══ Exercise material

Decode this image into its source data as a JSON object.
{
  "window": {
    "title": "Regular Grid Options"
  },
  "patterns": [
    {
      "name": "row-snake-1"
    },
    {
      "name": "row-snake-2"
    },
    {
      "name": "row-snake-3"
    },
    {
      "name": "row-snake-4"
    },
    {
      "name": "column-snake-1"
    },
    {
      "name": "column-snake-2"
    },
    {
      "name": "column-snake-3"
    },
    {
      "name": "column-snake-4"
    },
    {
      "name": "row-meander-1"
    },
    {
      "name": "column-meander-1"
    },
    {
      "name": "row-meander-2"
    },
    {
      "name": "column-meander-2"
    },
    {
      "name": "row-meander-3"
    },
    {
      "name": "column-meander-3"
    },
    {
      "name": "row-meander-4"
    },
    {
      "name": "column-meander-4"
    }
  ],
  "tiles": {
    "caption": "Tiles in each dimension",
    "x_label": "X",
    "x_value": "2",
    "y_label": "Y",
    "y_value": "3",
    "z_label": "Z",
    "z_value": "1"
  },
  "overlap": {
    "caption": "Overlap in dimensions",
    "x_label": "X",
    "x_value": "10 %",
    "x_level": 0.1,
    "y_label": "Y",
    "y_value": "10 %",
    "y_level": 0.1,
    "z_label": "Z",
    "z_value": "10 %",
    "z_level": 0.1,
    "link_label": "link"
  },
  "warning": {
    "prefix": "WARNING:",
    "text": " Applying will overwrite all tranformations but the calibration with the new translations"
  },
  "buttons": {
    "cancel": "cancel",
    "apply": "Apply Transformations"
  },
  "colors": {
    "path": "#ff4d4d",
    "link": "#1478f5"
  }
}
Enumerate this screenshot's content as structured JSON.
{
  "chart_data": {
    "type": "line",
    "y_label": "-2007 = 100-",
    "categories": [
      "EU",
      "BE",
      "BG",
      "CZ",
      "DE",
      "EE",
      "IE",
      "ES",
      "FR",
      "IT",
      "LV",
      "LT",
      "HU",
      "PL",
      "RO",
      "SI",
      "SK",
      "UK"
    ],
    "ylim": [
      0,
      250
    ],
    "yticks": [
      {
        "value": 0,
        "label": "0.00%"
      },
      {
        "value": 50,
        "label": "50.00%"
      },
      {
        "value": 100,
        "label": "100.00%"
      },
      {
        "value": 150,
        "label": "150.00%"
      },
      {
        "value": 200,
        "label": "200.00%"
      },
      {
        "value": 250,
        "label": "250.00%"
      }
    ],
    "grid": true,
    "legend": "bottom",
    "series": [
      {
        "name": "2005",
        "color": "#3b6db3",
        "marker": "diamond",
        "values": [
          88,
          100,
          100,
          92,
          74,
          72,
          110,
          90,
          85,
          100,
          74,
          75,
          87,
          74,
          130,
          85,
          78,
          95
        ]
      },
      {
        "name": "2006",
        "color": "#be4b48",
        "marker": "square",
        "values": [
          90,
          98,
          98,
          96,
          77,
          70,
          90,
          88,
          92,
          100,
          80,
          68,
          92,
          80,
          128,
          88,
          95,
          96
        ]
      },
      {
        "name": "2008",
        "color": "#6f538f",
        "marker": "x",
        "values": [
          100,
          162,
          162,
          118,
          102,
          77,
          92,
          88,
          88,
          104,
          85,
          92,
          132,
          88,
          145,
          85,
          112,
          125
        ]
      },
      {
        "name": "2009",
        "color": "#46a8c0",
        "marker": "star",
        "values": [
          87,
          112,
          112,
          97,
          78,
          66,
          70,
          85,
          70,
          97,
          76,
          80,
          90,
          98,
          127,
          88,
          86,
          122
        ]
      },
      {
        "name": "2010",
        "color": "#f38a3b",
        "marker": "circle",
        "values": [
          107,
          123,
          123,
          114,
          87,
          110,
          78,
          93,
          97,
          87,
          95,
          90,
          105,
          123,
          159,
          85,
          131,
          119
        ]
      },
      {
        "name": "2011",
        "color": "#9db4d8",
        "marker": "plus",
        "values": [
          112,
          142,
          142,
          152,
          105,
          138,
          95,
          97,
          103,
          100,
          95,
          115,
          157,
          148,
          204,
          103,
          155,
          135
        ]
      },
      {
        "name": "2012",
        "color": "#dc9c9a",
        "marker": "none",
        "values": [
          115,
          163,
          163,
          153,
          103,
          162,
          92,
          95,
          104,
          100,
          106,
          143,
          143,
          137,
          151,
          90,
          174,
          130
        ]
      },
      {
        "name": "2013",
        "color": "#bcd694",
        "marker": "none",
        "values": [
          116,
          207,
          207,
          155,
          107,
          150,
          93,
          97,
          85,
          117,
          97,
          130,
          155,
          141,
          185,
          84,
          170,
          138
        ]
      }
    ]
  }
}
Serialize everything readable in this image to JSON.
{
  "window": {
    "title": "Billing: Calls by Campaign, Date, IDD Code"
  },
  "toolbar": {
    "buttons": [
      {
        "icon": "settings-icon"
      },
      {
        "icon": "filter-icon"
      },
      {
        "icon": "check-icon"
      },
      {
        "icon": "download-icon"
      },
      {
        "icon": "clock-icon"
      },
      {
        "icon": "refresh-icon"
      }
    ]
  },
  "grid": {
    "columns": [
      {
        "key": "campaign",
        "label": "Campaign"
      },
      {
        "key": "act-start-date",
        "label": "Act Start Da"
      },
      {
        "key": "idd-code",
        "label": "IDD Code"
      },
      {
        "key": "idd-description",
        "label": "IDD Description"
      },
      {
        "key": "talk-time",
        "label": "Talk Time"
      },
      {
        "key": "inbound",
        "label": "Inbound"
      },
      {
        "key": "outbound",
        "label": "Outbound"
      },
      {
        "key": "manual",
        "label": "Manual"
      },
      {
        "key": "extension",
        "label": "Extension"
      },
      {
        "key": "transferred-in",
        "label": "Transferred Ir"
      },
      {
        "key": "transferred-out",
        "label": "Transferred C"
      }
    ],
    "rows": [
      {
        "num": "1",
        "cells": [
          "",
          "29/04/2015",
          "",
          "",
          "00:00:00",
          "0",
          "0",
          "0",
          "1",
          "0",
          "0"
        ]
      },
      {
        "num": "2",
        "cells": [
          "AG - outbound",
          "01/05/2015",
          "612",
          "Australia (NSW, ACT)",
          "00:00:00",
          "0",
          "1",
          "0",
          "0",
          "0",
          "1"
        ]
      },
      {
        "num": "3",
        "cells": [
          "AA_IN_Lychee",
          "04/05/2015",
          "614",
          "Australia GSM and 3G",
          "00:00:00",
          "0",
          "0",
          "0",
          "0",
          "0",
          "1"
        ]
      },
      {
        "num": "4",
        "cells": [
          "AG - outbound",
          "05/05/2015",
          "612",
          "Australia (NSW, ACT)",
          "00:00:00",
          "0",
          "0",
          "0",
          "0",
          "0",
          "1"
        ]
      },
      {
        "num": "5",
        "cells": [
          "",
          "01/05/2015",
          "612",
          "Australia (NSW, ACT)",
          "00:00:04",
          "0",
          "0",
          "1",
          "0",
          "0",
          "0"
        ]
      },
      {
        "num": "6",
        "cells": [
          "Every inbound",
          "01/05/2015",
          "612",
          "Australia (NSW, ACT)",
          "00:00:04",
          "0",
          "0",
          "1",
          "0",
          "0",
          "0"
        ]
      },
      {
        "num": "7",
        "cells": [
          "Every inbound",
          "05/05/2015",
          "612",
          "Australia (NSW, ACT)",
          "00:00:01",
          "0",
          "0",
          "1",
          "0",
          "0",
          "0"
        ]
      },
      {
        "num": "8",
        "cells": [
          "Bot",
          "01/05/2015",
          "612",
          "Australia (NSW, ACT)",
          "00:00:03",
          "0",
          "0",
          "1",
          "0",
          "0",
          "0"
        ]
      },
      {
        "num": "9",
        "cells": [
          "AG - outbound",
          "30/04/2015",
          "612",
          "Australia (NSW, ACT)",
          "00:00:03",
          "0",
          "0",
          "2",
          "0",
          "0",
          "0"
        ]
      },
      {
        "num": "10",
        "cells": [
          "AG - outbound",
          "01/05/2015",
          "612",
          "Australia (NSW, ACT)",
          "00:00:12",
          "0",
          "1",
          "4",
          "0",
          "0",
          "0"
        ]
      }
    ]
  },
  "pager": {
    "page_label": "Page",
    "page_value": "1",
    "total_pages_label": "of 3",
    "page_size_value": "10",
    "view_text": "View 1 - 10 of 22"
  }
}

════

Some lines of the data may hold the word "this". Say how many do, with nothing else.

3